## What is needed:
Gather all lines with "this" from the records.

## Stored rows:
%%
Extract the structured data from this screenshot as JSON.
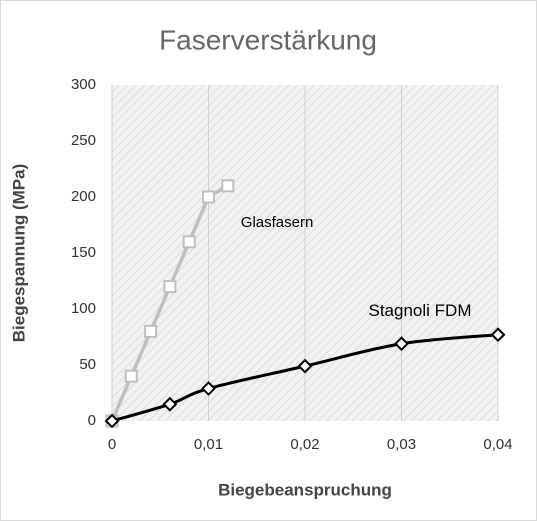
{
  "chart_data": {
    "type": "line",
    "title": "Faserverstärkung",
    "x_label": "Biegebeanspruchung",
    "y_label": "Biegespannung (MPa)",
    "xlim": [
      0,
      0.04
    ],
    "ylim": [
      0,
      300
    ],
    "xticks": [
      0,
      {
        "value": 0.01,
        "label": "0,01"
      },
      {
        "value": 0.02,
        "label": "0,02"
      },
      {
        "value": 0.03,
        "label": "0,03"
      },
      {
        "value": 0.04,
        "label": "0,04"
      }
    ],
    "yticks": [
      0,
      50,
      100,
      150,
      200,
      250,
      300
    ],
    "grid": true,
    "series": [
      {
        "name": "Glasfasern",
        "color": "#bfbfbf",
        "marker": "square",
        "smooth": false,
        "x": [
          0,
          0.002,
          0.004,
          0.006,
          0.008,
          0.01,
          0.012
        ],
        "values": [
          0,
          40,
          80,
          120,
          160,
          200,
          210
        ]
      },
      {
        "name": "Stagnoli FDM",
        "color": "#000000",
        "marker": "diamond",
        "smooth": true,
        "x": [
          0,
          0.006,
          0.01,
          0.02,
          0.03,
          0.04
        ],
        "values": [
          0,
          15,
          29,
          49,
          69,
          77
        ]
      }
    ]
  }
}
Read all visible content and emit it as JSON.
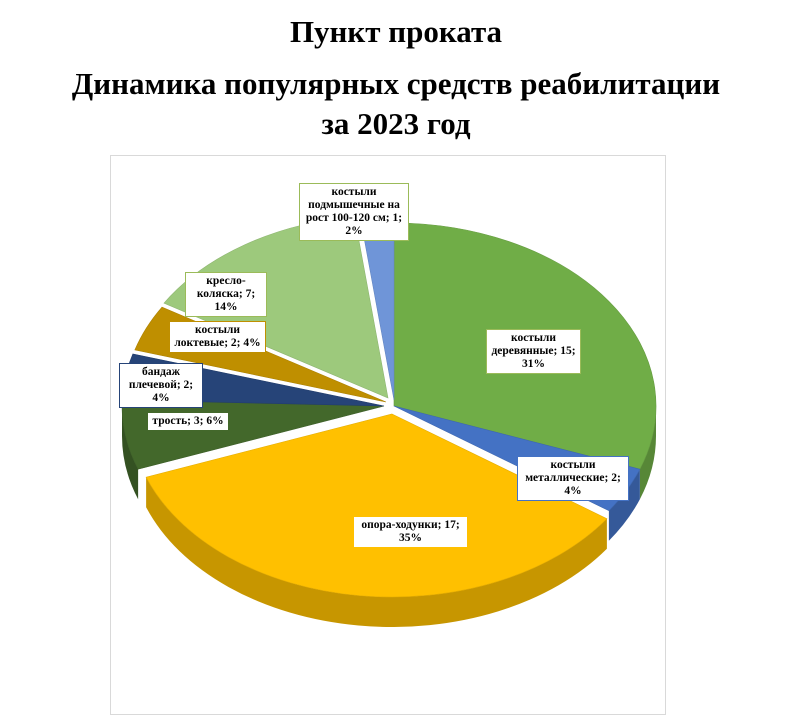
{
  "title": {
    "line1": "Пункт проката",
    "line2": "Динамика популярных средств реабилитации",
    "line3": "за 2023 год"
  },
  "chart_data": {
    "type": "pie",
    "style": "3d-exploded",
    "title": "Пункт проката Динамика популярных средств реабилитации за 2023 год",
    "slices": [
      {
        "name": "костыли деревянные",
        "value": 15,
        "percent": 31,
        "color": "#70ad47",
        "label": "костыли деревянные; 15; 31%"
      },
      {
        "name": "костыли металлические",
        "value": 2,
        "percent": 4,
        "color": "#4472c4",
        "label": "костыли металлические; 2; 4%"
      },
      {
        "name": "опора-ходунки",
        "value": 17,
        "percent": 35,
        "color": "#ffc000",
        "label": "опора-ходунки; 17; 35%"
      },
      {
        "name": "трость",
        "value": 3,
        "percent": 6,
        "color": "#43682b",
        "label": "трость; 3; 6%"
      },
      {
        "name": "бандаж плечевой",
        "value": 2,
        "percent": 4,
        "color": "#264478",
        "label": "бандаж плечевой; 2; 4%"
      },
      {
        "name": "костыли локтевые",
        "value": 2,
        "percent": 4,
        "color": "#bf8f00",
        "label": "костыли локтевые; 2; 4%"
      },
      {
        "name": "кресло-коляска",
        "value": 7,
        "percent": 14,
        "color": "#9dc97c",
        "label": "кресло-коляска; 7; 14%"
      },
      {
        "name": "костыли подмышечные на рост 100-120 см",
        "value": 1,
        "percent": 2,
        "color": "#6f95d8",
        "label": "костыли подмышечные на рост 100-120 см; 1; 2%"
      }
    ]
  }
}
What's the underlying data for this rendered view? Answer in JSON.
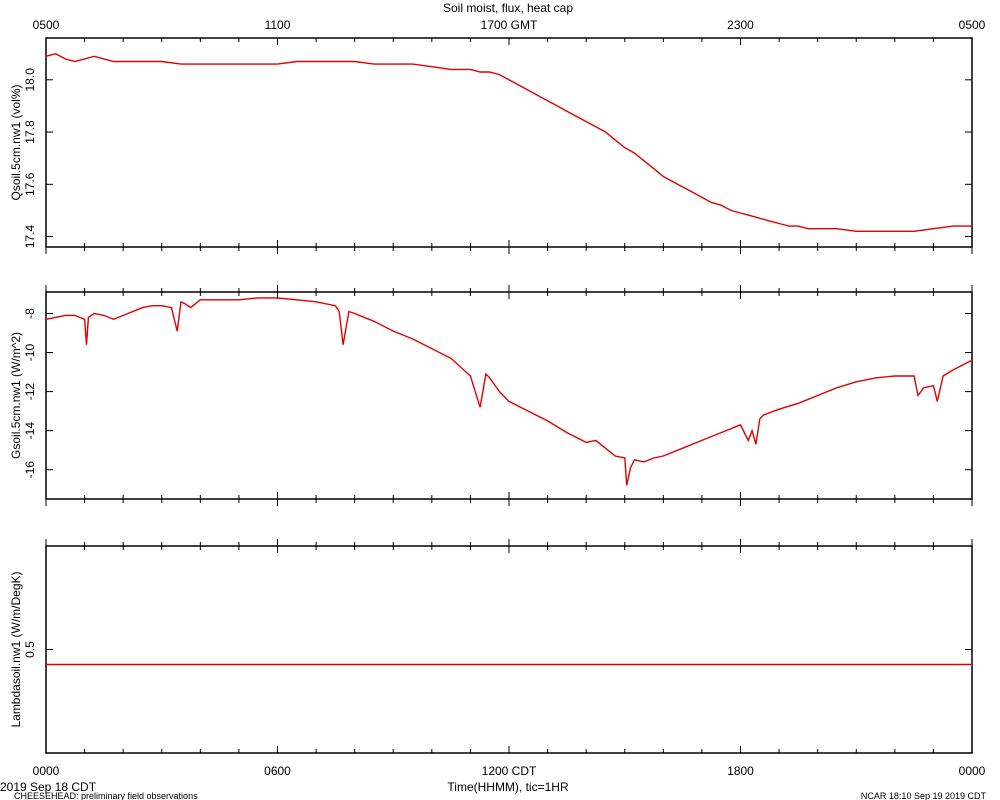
{
  "title": "Soil moist, flux, heat cap",
  "top_axis": {
    "ticks": [
      "0500",
      "1100",
      "1700 GMT",
      "2300",
      "0500"
    ]
  },
  "bottom_axis": {
    "ticks": [
      "0000",
      "0600",
      "1200 CDT",
      "1800",
      "0000"
    ],
    "label": "Time(HHMM), tic=1HR"
  },
  "footer": {
    "date": "2019 Sep 18 CDT",
    "note": "CHEESEHEAD: preliminary field observations",
    "credit": "NCAR 18:10 Sep 19 2019 CDT"
  },
  "colors": {
    "series": "#e00000",
    "axes": "#000000"
  },
  "chart_data": [
    {
      "type": "line",
      "ylabel": "Qsoil.5cm.nw1 (vol%)",
      "ylim": [
        17.36,
        18.16
      ],
      "yticks": [
        17.4,
        17.6,
        17.8,
        18.0
      ],
      "ytick_labels": [
        "17.4",
        "17.6",
        "17.8",
        "18.0"
      ],
      "xlim": [
        0,
        24
      ],
      "x": [
        0,
        0.25,
        0.5,
        0.75,
        1,
        1.25,
        1.5,
        1.75,
        2,
        2.5,
        3,
        3.5,
        4,
        4.5,
        5,
        5.5,
        6,
        6.5,
        7,
        7.5,
        8,
        8.5,
        9,
        9.5,
        10,
        10.5,
        11,
        11.25,
        11.5,
        11.75,
        12,
        12.25,
        12.5,
        12.75,
        13,
        13.25,
        13.5,
        13.75,
        14,
        14.25,
        14.5,
        14.75,
        15,
        15.25,
        15.5,
        15.75,
        16,
        16.25,
        16.5,
        16.75,
        17,
        17.25,
        17.5,
        17.75,
        18,
        18.25,
        18.5,
        18.75,
        19,
        19.25,
        19.5,
        19.75,
        20,
        20.5,
        21,
        21.5,
        22,
        22.5,
        23,
        23.5,
        24
      ],
      "y": [
        18.09,
        18.1,
        18.08,
        18.07,
        18.08,
        18.09,
        18.08,
        18.07,
        18.07,
        18.07,
        18.07,
        18.06,
        18.06,
        18.06,
        18.06,
        18.06,
        18.06,
        18.07,
        18.07,
        18.07,
        18.07,
        18.06,
        18.06,
        18.06,
        18.05,
        18.04,
        18.04,
        18.03,
        18.03,
        18.02,
        18.0,
        17.98,
        17.96,
        17.94,
        17.92,
        17.9,
        17.88,
        17.86,
        17.84,
        17.82,
        17.8,
        17.77,
        17.74,
        17.72,
        17.69,
        17.66,
        17.63,
        17.61,
        17.59,
        17.57,
        17.55,
        17.53,
        17.52,
        17.5,
        17.49,
        17.48,
        17.47,
        17.46,
        17.45,
        17.44,
        17.44,
        17.43,
        17.43,
        17.43,
        17.42,
        17.42,
        17.42,
        17.42,
        17.43,
        17.44,
        17.44
      ]
    },
    {
      "type": "line",
      "ylabel": "Gsoil.5cm.nw1 (W/m^2)",
      "ylim": [
        -17.5,
        -6.9
      ],
      "yticks": [
        -16,
        -14,
        -12,
        -10,
        -8
      ],
      "ytick_labels": [
        "-16",
        "-14",
        "-12",
        "-10",
        "-8"
      ],
      "xlim": [
        0,
        24
      ],
      "x": [
        0,
        0.25,
        0.5,
        0.75,
        1,
        1.05,
        1.1,
        1.25,
        1.5,
        1.75,
        2,
        2.5,
        2.75,
        3,
        3.25,
        3.4,
        3.5,
        3.6,
        3.75,
        4,
        4.5,
        5,
        5.5,
        6,
        6.5,
        7,
        7.5,
        7.6,
        7.7,
        7.85,
        8,
        8.5,
        9,
        9.5,
        10,
        10.5,
        11,
        11.25,
        11.4,
        11.5,
        11.75,
        12,
        12.5,
        13,
        13.5,
        14,
        14.25,
        14.5,
        14.75,
        15,
        15.05,
        15.15,
        15.25,
        15.5,
        15.75,
        16,
        16.5,
        17,
        17.5,
        18,
        18.2,
        18.3,
        18.4,
        18.5,
        18.6,
        19,
        19.5,
        20,
        20.5,
        21,
        21.5,
        22,
        22.5,
        22.6,
        22.75,
        23,
        23.1,
        23.25,
        23.5,
        24
      ],
      "y": [
        -8.3,
        -8.2,
        -8.1,
        -8.1,
        -8.3,
        -9.6,
        -8.2,
        -8.0,
        -8.1,
        -8.3,
        -8.1,
        -7.7,
        -7.6,
        -7.6,
        -7.7,
        -8.9,
        -7.4,
        -7.5,
        -7.7,
        -7.3,
        -7.3,
        -7.3,
        -7.2,
        -7.2,
        -7.3,
        -7.4,
        -7.6,
        -7.9,
        -9.6,
        -7.9,
        -8.0,
        -8.4,
        -8.9,
        -9.3,
        -9.8,
        -10.3,
        -11.2,
        -12.8,
        -11.1,
        -11.3,
        -12.0,
        -12.5,
        -13.0,
        -13.5,
        -14.1,
        -14.6,
        -14.5,
        -14.9,
        -15.3,
        -15.4,
        -16.8,
        -15.9,
        -15.5,
        -15.6,
        -15.4,
        -15.3,
        -14.9,
        -14.5,
        -14.1,
        -13.7,
        -14.5,
        -14.0,
        -14.7,
        -13.4,
        -13.2,
        -12.9,
        -12.6,
        -12.2,
        -11.8,
        -11.5,
        -11.3,
        -11.2,
        -11.2,
        -12.2,
        -11.8,
        -11.7,
        -12.5,
        -11.2,
        -10.9,
        -10.4
      ]
    },
    {
      "type": "line",
      "ylabel": "Lambdasoil.nw1 (W/m/DegK)",
      "ylim": [
        -0.4,
        1.4
      ],
      "yticks": [
        0.5
      ],
      "ytick_labels": [
        "0.5"
      ],
      "xlim": [
        0,
        24
      ],
      "x": [
        0,
        24
      ],
      "y": [
        0.37,
        0.37
      ]
    }
  ]
}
%%
## Full answer:
Extract the structured data from this screenshot as JSON.
What's the underlying data for this rendered view? Answer in JSON.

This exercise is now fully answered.